Use static buffers for sounds that you want to be mixed in hardware. DirectSound will attempt to use hardware mixing on static buffers.
Create sound buffers first for the sounds you use the most (there's a limit to the number of buffers that can be hardware mixed).
At run time, use the IDirectSound::GetCaps method to determine what formats are supported by the sound-accelerator hardware and use only those formats if possible. (Some sound cards can mix only certain formats. For example, the SoundBlaster AWE32 card can mix only mono 16-bit formats.)

To create a static buffer, specify the DSBCAPS_STATIC flag in the dwFlags field of the DSBUFFERDESC structure when you call CreateSoundBuffer to create a secondary buffer. You can also specify the DSBCAPS_LOCHARDWARE flag to force hardware mixing for a buffer; however, CreateSoundBuffer will fail if resources are not available for hardware mixing.

The IDirectSound::GetCaps method provides a complete description of the acceleration capabilities of a sound card and should prove helpful when assessing performance issues. You can also call GetCaps at launch time and adjust your audio subsystem to best use available hardware resources. Take a look at the DSCAPS structure and flags for DSCAPS.dwFlags in the DirectX documentation to get an idea of exactly what information is available.

Minimizing Overhead of Control Changes

Changing pan, volume, or frequency on a secondary buffer also affects performance. To prevent interruptions in sound output, the DirectSound mixer must mix ahead from 20 to 100 or more milliseconds. Whenever you make a control change, the mixer has to flush its mix-ahead buffer and remix with the changed sound. It's a good idea to minimize the number of control changes you send, especially if you're sending them in streams or in bursts. Try reducing the granularity of routines that call the SetVolume, SetPan, and SetFrequency methods. For example, if you have a frame-sync'd routine that moves a sound from the left to the right speaker, try calling SetPan once per frame instead of twice per frame.

→ **Data for analysis**
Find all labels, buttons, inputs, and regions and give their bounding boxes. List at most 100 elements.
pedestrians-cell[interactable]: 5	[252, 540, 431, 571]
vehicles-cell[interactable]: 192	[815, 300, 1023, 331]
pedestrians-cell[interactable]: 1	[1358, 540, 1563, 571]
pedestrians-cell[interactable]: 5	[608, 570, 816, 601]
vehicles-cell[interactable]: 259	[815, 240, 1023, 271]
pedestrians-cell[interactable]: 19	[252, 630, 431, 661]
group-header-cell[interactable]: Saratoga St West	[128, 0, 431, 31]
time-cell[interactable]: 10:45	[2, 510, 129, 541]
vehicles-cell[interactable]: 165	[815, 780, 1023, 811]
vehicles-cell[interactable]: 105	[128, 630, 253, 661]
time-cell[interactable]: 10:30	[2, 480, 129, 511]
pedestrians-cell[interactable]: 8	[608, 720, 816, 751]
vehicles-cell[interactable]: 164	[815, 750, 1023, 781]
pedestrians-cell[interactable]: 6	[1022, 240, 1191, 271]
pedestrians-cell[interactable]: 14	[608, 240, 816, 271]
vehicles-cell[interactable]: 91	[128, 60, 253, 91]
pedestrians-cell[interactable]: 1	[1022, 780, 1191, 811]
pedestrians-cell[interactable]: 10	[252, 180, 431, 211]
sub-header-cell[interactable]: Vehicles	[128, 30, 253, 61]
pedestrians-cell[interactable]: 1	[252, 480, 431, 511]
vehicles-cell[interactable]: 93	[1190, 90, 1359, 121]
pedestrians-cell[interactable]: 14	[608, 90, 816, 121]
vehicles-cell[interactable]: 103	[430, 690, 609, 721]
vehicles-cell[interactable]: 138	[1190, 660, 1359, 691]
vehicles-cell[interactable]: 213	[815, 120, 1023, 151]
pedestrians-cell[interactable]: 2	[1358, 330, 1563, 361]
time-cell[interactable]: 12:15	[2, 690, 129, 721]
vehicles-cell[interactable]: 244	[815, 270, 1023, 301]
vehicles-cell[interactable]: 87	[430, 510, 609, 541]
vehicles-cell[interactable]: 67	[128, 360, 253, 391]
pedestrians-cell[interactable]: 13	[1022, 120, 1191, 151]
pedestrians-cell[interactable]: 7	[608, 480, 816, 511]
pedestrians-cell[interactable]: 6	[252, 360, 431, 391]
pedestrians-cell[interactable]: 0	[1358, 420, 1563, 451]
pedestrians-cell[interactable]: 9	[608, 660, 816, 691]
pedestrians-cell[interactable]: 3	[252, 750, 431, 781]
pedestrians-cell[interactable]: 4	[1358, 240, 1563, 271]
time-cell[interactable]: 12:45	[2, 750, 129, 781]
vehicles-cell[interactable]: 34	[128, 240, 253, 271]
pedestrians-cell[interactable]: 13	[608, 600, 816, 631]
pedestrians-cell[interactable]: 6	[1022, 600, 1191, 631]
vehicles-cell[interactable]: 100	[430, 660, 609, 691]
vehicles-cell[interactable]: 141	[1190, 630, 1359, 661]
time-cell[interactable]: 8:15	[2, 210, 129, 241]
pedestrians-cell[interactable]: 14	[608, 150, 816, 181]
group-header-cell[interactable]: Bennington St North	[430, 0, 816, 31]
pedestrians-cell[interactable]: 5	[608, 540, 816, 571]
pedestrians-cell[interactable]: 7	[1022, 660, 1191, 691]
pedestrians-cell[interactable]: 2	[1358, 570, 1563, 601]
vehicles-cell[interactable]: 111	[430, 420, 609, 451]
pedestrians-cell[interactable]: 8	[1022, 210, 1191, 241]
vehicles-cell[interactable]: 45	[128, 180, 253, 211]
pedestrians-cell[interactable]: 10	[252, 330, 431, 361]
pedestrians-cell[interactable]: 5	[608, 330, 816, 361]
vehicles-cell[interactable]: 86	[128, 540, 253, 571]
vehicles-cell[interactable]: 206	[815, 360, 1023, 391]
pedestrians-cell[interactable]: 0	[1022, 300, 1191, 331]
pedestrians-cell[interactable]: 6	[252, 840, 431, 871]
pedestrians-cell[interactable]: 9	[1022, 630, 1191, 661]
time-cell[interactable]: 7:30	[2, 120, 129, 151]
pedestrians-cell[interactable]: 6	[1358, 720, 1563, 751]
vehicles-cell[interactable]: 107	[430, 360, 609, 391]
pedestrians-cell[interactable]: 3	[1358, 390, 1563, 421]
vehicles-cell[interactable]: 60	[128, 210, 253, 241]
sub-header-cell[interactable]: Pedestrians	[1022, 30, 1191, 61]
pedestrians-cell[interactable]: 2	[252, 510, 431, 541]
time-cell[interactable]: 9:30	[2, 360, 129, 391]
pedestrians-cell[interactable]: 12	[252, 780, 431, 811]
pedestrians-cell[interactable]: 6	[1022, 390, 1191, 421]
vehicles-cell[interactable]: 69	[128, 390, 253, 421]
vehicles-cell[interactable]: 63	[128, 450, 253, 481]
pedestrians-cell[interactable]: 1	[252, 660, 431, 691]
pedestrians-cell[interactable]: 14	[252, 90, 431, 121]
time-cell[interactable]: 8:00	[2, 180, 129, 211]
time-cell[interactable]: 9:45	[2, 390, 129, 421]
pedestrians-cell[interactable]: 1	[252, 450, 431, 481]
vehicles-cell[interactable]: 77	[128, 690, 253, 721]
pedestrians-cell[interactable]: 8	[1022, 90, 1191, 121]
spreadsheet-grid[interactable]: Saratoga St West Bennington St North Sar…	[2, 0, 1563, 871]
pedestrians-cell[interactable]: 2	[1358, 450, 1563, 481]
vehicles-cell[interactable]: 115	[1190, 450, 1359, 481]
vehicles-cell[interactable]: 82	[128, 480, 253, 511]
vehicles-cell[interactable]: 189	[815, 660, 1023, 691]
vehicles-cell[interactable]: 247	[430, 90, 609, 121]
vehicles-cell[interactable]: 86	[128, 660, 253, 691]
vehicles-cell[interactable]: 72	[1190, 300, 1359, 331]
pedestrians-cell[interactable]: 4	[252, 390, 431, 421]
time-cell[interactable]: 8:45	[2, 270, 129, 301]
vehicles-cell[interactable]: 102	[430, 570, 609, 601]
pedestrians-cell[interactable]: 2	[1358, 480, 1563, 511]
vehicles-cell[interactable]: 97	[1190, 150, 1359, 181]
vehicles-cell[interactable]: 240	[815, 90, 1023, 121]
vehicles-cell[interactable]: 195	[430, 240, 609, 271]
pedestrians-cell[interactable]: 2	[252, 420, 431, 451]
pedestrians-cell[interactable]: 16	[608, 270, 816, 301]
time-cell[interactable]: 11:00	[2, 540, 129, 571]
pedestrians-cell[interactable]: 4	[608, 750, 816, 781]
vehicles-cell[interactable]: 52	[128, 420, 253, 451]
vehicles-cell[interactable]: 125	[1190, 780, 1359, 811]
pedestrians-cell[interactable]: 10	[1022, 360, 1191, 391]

→ **Exercise requirements**
According to the DirectSound text, why should you keep the number of pan, volume, and frequency changes on a secondary buffer low? The data was taken from a different source than the text.

→ **Your response**
To avoid breaks in sound output, the DirectSound mixer mixes 20 to 100 or more milliseconds ahead. Each control change forces the mixer to flush that mix-ahead buffer and remix with the changed sound, so every change costs performance.